# PROMPT:
In the data below, find every line with the string "Residence" and pull it out.

# Saved entries:

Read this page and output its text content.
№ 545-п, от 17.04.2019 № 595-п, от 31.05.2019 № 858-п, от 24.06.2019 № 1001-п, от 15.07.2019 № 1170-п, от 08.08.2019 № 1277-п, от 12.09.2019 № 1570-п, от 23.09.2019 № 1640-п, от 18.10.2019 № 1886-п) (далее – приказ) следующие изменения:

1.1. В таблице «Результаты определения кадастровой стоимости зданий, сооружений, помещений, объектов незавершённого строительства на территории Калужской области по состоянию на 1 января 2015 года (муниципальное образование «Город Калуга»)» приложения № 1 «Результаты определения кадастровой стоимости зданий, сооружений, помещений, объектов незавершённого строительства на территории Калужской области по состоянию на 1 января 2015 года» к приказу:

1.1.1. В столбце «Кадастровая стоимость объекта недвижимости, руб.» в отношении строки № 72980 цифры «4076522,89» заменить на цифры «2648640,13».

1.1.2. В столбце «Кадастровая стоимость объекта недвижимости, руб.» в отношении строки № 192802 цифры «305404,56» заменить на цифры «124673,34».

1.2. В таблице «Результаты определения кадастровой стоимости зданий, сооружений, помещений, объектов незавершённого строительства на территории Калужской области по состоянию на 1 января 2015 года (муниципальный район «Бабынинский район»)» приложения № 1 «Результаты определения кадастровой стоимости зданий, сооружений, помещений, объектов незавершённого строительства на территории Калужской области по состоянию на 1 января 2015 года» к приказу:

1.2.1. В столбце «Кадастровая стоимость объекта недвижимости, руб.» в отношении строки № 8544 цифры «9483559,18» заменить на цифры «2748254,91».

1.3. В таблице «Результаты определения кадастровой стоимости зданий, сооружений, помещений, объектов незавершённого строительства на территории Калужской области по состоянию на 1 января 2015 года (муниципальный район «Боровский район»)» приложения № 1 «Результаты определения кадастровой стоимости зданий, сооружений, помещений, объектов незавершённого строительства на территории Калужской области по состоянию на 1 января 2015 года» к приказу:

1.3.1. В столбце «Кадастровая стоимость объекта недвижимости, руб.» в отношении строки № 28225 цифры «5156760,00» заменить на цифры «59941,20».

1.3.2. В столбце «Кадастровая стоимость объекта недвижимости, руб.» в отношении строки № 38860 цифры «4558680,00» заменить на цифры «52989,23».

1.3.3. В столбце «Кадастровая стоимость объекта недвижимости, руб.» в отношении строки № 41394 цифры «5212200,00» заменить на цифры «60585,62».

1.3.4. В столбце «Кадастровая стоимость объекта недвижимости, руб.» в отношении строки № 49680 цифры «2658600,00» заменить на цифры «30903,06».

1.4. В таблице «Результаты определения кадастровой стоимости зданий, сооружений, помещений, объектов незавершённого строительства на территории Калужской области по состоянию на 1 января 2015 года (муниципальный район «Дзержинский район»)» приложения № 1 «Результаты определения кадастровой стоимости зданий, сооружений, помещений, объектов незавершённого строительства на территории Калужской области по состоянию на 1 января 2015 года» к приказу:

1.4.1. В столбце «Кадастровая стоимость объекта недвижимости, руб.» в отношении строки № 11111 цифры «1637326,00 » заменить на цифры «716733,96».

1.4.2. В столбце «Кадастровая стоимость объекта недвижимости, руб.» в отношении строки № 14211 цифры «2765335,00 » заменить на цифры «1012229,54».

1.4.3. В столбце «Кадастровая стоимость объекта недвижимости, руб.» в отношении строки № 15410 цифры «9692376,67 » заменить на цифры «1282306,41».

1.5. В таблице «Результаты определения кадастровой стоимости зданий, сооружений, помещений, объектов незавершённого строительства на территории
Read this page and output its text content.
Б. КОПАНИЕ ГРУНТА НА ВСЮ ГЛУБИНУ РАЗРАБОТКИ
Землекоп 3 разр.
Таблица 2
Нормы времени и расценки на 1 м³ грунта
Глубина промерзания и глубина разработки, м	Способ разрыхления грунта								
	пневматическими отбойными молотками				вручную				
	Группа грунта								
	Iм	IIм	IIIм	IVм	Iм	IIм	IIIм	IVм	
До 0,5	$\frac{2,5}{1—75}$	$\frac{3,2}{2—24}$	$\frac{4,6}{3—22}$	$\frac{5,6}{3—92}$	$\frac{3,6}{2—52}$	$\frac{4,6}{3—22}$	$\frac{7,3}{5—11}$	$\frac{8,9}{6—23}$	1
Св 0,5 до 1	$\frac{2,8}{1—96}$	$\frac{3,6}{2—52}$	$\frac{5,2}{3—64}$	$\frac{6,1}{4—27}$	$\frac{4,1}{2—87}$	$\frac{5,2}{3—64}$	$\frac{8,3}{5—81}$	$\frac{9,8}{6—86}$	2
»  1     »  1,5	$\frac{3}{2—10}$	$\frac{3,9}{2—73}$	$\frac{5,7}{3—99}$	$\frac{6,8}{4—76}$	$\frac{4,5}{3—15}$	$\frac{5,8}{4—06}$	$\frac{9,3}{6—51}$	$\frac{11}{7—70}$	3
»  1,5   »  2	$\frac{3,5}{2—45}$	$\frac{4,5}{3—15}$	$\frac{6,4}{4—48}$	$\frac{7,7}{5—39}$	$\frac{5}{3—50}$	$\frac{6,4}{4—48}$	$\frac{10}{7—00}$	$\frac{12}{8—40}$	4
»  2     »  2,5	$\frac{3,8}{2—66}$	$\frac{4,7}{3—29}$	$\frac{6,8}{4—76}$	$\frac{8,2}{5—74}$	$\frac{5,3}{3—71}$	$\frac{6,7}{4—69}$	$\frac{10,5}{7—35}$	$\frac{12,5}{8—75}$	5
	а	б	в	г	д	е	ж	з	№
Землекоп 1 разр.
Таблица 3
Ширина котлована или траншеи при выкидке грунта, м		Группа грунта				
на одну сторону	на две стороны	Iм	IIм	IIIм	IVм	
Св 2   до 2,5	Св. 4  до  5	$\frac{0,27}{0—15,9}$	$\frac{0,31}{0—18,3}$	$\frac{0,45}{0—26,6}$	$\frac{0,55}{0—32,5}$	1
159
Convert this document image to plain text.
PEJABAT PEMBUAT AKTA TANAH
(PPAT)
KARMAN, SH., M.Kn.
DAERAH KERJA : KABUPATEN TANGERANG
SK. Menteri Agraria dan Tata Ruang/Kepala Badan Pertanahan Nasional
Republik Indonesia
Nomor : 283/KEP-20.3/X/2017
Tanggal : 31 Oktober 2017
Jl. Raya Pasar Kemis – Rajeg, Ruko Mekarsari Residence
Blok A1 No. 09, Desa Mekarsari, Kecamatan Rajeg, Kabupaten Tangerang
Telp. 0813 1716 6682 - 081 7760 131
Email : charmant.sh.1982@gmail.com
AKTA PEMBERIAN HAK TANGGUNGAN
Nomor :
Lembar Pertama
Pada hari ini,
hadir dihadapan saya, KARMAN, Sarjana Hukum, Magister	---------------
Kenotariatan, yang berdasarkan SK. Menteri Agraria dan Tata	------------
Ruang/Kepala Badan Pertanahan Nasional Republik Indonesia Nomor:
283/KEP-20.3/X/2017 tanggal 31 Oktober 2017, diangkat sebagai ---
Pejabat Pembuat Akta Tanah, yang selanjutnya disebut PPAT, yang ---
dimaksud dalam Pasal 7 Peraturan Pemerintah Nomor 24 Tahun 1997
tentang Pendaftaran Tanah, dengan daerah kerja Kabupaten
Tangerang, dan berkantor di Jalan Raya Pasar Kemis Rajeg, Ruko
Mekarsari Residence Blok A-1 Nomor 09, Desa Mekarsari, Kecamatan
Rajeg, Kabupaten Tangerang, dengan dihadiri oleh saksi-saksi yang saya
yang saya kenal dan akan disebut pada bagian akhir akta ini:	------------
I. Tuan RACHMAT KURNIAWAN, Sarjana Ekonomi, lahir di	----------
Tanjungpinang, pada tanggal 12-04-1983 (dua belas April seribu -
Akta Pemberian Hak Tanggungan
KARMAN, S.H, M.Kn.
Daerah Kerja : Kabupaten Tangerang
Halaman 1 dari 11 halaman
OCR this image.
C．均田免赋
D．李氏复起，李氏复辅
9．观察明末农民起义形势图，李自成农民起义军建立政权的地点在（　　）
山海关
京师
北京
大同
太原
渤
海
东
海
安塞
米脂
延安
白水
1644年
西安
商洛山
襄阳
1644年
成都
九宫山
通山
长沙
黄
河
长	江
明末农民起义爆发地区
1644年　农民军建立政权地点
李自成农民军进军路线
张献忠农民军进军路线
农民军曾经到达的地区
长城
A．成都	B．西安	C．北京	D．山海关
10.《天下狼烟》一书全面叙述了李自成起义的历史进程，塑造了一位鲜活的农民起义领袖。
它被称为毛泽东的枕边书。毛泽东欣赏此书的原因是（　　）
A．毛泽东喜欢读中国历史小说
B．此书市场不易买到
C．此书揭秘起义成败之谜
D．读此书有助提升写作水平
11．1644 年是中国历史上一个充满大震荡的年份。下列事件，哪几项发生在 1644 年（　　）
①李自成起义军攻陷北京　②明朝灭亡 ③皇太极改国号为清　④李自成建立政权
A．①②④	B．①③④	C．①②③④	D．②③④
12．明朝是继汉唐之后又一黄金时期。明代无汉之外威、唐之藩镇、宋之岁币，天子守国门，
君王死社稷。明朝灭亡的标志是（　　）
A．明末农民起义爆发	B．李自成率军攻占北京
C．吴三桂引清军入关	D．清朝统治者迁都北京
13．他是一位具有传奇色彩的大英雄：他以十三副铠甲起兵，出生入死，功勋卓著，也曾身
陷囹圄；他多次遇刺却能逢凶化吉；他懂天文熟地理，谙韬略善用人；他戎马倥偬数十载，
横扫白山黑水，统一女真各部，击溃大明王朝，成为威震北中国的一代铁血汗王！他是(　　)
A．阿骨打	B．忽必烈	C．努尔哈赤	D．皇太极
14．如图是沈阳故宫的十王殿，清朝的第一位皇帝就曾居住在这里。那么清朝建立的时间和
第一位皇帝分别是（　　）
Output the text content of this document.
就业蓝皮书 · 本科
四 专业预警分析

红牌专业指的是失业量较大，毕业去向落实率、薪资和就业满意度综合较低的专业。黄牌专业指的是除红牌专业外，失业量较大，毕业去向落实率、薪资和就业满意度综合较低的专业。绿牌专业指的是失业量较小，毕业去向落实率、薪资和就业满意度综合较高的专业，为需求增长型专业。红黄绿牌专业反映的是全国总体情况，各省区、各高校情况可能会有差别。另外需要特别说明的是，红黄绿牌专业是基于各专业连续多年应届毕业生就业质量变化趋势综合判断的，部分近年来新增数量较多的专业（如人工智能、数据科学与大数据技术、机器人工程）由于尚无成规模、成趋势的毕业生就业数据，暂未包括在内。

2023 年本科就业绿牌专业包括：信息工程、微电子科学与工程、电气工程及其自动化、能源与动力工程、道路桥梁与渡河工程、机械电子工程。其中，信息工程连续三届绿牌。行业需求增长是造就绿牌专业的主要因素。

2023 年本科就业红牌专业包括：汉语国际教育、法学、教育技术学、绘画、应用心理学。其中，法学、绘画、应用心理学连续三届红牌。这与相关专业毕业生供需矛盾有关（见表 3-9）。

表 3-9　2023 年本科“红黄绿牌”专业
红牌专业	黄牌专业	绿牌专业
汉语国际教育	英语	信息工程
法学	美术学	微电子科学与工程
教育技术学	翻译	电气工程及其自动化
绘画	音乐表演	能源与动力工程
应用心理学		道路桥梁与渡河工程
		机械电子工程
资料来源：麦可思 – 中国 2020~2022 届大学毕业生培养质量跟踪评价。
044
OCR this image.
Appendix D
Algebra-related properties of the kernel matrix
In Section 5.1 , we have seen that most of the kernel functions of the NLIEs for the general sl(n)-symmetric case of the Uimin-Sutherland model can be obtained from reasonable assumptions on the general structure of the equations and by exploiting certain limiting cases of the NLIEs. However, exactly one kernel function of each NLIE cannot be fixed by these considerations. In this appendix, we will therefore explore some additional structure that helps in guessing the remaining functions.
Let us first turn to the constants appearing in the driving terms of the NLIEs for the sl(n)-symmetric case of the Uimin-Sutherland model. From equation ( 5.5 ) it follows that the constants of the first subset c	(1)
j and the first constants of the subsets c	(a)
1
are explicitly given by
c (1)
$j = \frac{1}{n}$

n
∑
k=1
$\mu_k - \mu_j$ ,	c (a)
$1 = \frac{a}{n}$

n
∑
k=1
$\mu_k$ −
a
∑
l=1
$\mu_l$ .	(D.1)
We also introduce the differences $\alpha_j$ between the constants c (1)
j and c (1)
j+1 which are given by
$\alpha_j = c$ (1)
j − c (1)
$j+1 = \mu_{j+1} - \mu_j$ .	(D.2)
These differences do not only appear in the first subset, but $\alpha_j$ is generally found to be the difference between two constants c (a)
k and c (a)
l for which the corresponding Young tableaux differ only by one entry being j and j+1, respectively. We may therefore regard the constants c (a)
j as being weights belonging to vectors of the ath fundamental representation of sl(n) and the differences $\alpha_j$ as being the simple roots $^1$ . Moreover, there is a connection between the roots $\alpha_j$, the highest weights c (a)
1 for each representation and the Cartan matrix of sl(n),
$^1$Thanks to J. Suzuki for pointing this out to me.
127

# COMPLETE ANSWER:
Jl. Raya Pasar Kemis – Rajeg, Ruko Mekarsari Residence
Mekarsari Residence Blok A-1 Nomor 09, Desa Mekarsari, Kecamatan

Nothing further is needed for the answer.